- _DATA FOR THIS TASK_
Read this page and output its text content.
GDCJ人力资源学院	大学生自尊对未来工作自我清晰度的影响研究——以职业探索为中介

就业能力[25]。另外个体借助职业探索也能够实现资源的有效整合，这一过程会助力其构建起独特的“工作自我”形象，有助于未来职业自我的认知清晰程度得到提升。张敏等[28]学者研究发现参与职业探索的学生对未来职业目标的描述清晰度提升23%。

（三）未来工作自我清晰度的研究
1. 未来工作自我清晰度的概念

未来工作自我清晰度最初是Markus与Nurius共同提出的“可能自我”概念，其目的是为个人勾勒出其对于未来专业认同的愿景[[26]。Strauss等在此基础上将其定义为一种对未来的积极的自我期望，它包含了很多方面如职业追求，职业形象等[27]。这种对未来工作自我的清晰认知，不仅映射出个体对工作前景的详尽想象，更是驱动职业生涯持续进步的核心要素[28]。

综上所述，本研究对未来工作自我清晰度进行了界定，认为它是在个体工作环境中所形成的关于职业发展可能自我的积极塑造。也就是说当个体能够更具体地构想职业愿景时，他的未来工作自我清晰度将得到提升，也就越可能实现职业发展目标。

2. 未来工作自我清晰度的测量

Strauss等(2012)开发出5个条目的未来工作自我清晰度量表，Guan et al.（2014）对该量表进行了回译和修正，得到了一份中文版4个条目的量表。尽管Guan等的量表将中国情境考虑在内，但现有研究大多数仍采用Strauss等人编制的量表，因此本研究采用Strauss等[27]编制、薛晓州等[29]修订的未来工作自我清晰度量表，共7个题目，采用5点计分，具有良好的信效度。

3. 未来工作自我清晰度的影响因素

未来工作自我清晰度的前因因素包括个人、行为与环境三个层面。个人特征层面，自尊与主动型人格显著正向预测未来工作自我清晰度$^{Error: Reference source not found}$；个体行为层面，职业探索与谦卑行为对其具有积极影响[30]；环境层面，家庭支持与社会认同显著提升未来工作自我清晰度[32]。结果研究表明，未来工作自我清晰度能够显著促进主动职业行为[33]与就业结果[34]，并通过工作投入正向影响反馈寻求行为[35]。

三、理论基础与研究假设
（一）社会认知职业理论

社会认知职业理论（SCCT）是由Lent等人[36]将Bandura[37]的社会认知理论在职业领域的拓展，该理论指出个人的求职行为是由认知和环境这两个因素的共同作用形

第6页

- _EXERCISE INSTRUCTIONS_
Return the listing above word for word.

- _RESULT OF THE TASK_
Read this page and output its text content.
GDCJ人力资源学院	大学生自尊对未来工作自我清晰度的影响研究——以职业探索为中介

就业能力[25]。另外个体借助职业探索也能够实现资源的有效整合，这一过程会助力其构建起独特的“工作自我”形象，有助于未来职业自我的认知清晰程度得到提升。张敏等[28]学者研究发现参与职业探索的学生对未来职业目标的描述清晰度提升23%。

（三）未来工作自我清晰度的研究
1. 未来工作自我清晰度的概念

未来工作自我清晰度最初是Markus与Nurius共同提出的“可能自我”概念，其目的是为个人勾勒出其对于未来专业认同的愿景[[26]。Strauss等在此基础上将其定义为一种对未来的积极的自我期望，它包含了很多方面如职业追求，职业形象等[27]。这种对未来工作自我的清晰认知，不仅映射出个体对工作前景的详尽想象，更是驱动职业生涯持续进步的核心要素[28]。

综上所述，本研究对未来工作自我清晰度进行了界定，认为它是在个体工作环境中所形成的关于职业发展可能自我的积极塑造。也就是说当个体能够更具体地构想职业愿景时，他的未来工作自我清晰度将得到提升，也就越可能实现职业发展目标。

2. 未来工作自我清晰度的测量

Strauss等(2012)开发出5个条目的未来工作自我清晰度量表，Guan et al.（2014）对该量表进行了回译和修正，得到了一份中文版4个条目的量表。尽管Guan等的量表将中国情境考虑在内，但现有研究大多数仍采用Strauss等人编制的量表，因此本研究采用Strauss等[27]编制、薛晓州等[29]修订的未来工作自我清晰度量表，共7个题目，采用5点计分，具有良好的信效度。

3. 未来工作自我清晰度的影响因素

未来工作自我清晰度的前因因素包括个人、行为与环境三个层面。个人特征层面，自尊与主动型人格显著正向预测未来工作自我清晰度$^{Error: Reference source not found}$；个体行为层面，职业探索与谦卑行为对其具有积极影响[30]；环境层面，家庭支持与社会认同显著提升未来工作自我清晰度[32]。结果研究表明，未来工作自我清晰度能够显著促进主动职业行为[33]与就业结果[34]，并通过工作投入正向影响反馈寻求行为[35]。

三、理论基础与研究假设
（一）社会认知职业理论

社会认知职业理论（SCCT）是由Lent等人[36]将Bandura[37]的社会认知理论在职业领域的拓展，该理论指出个人的求职行为是由认知和环境这两个因素的共同作用形

第6页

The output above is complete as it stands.